Collected data

>> BEGIN

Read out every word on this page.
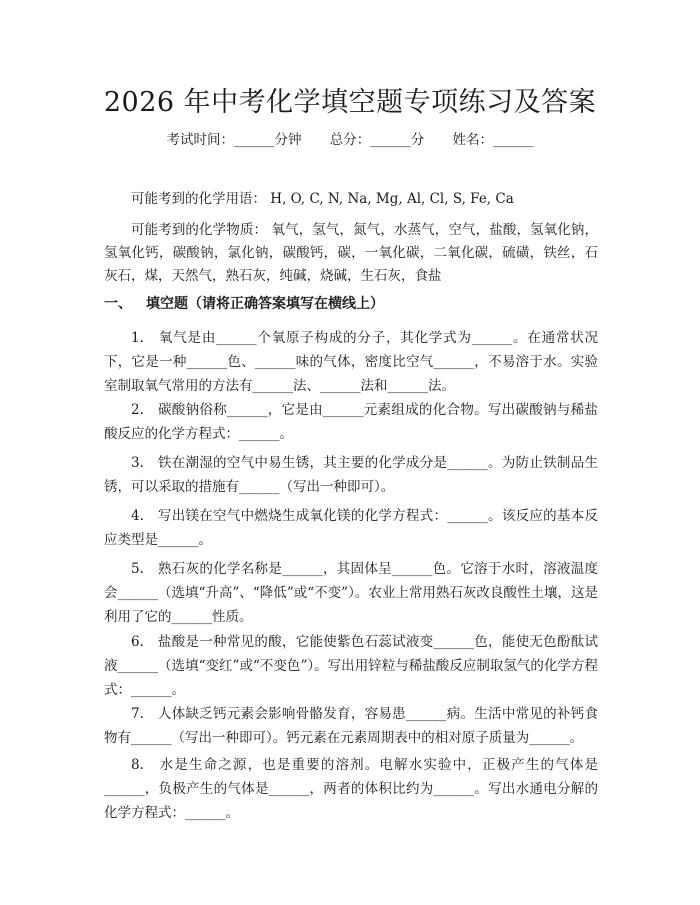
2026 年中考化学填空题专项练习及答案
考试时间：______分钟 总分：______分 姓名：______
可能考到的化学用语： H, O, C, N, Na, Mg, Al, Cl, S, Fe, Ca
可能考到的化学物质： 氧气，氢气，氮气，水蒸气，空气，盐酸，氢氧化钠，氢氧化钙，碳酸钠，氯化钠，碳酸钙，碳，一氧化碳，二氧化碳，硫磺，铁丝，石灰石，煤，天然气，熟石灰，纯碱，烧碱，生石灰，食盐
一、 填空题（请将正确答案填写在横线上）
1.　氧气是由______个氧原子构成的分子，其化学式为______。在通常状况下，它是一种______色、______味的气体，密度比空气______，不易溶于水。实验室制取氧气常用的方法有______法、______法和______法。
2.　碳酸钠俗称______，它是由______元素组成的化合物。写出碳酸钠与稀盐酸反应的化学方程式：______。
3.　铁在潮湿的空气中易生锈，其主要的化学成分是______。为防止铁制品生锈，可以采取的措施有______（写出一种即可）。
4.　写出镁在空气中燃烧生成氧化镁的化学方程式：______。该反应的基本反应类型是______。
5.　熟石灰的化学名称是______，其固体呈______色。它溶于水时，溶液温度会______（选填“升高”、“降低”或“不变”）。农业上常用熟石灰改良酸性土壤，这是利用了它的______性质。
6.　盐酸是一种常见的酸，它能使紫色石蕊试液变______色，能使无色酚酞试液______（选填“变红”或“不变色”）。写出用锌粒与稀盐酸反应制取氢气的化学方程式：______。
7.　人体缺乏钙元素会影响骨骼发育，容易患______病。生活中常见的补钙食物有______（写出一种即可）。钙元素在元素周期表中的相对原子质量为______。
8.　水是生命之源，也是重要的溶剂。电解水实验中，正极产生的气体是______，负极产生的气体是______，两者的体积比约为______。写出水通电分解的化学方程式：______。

>> END
>> BEGIN

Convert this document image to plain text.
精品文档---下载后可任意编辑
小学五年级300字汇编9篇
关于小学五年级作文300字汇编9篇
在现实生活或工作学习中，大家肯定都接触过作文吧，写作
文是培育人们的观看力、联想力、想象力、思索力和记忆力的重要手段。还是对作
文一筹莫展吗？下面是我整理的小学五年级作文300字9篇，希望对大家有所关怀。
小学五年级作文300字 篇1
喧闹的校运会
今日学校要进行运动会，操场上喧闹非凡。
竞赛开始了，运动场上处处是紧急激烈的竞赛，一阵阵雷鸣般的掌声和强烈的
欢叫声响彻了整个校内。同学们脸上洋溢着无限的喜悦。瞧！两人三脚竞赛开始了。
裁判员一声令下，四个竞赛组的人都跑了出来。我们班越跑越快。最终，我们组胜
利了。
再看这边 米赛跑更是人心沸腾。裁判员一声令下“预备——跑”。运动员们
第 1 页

>> END

Task details: Every line of the listing that holds "写出一种即可" should be found and copied.

Solution for this problem:
3.　铁在潮湿的空气中易生锈，其主要的化学成分是______。为防止铁制品生锈，可以采取的措施有______（写出一种即可）。
7.　人体缺乏钙元素会影响骨骼发育，容易患______病。生活中常见的补钙食物有______（写出一种即可）。钙元素在元素周期表中的相对原子质量为______。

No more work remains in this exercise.